Records shown:
>> START
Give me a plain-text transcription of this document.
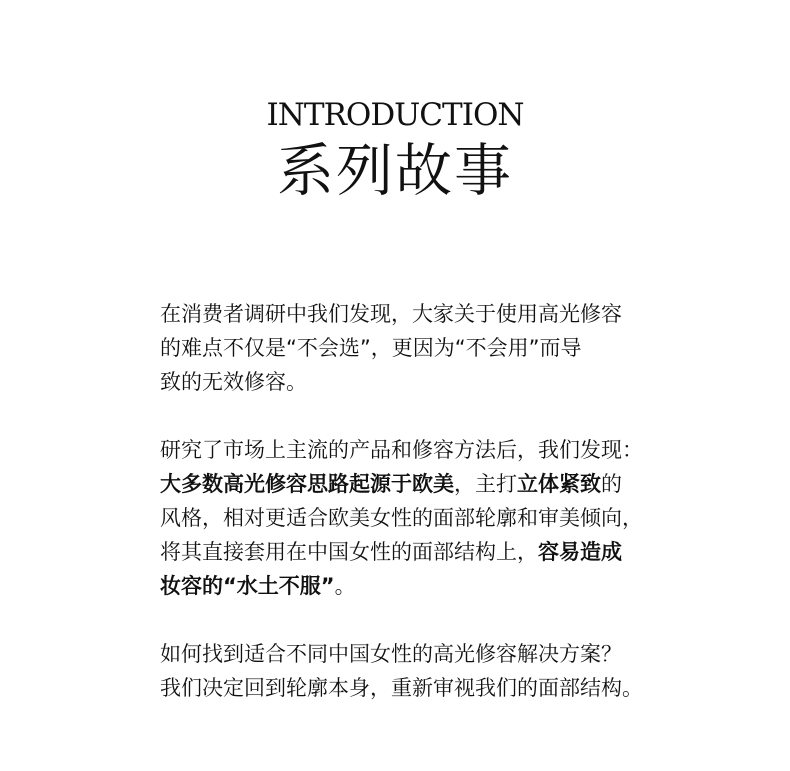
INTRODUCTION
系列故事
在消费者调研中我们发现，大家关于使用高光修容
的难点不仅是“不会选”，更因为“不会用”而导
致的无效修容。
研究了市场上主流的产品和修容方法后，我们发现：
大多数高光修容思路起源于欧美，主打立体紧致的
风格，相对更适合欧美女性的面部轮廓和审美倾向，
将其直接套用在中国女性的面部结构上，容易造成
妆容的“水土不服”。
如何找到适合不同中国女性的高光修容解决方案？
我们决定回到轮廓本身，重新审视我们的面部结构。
>> END
Give an exact reproduction of every line, leaving out any picture.

Give me a plain-text transcription of this document.
INTRODUCTION
系列故事
在消费者调研中我们发现，大家关于使用高光修容
的难点不仅是“不会选”，更因为“不会用”而导
致的无效修容。
研究了市场上主流的产品和修容方法后，我们发现：
大多数高光修容思路起源于欧美，主打立体紧致的
风格，相对更适合欧美女性的面部轮廓和审美倾向，
将其直接套用在中国女性的面部结构上，容易造成
妆容的“水土不服”。
如何找到适合不同中国女性的高光修容解决方案？
我们决定回到轮廓本身，重新审视我们的面部结构。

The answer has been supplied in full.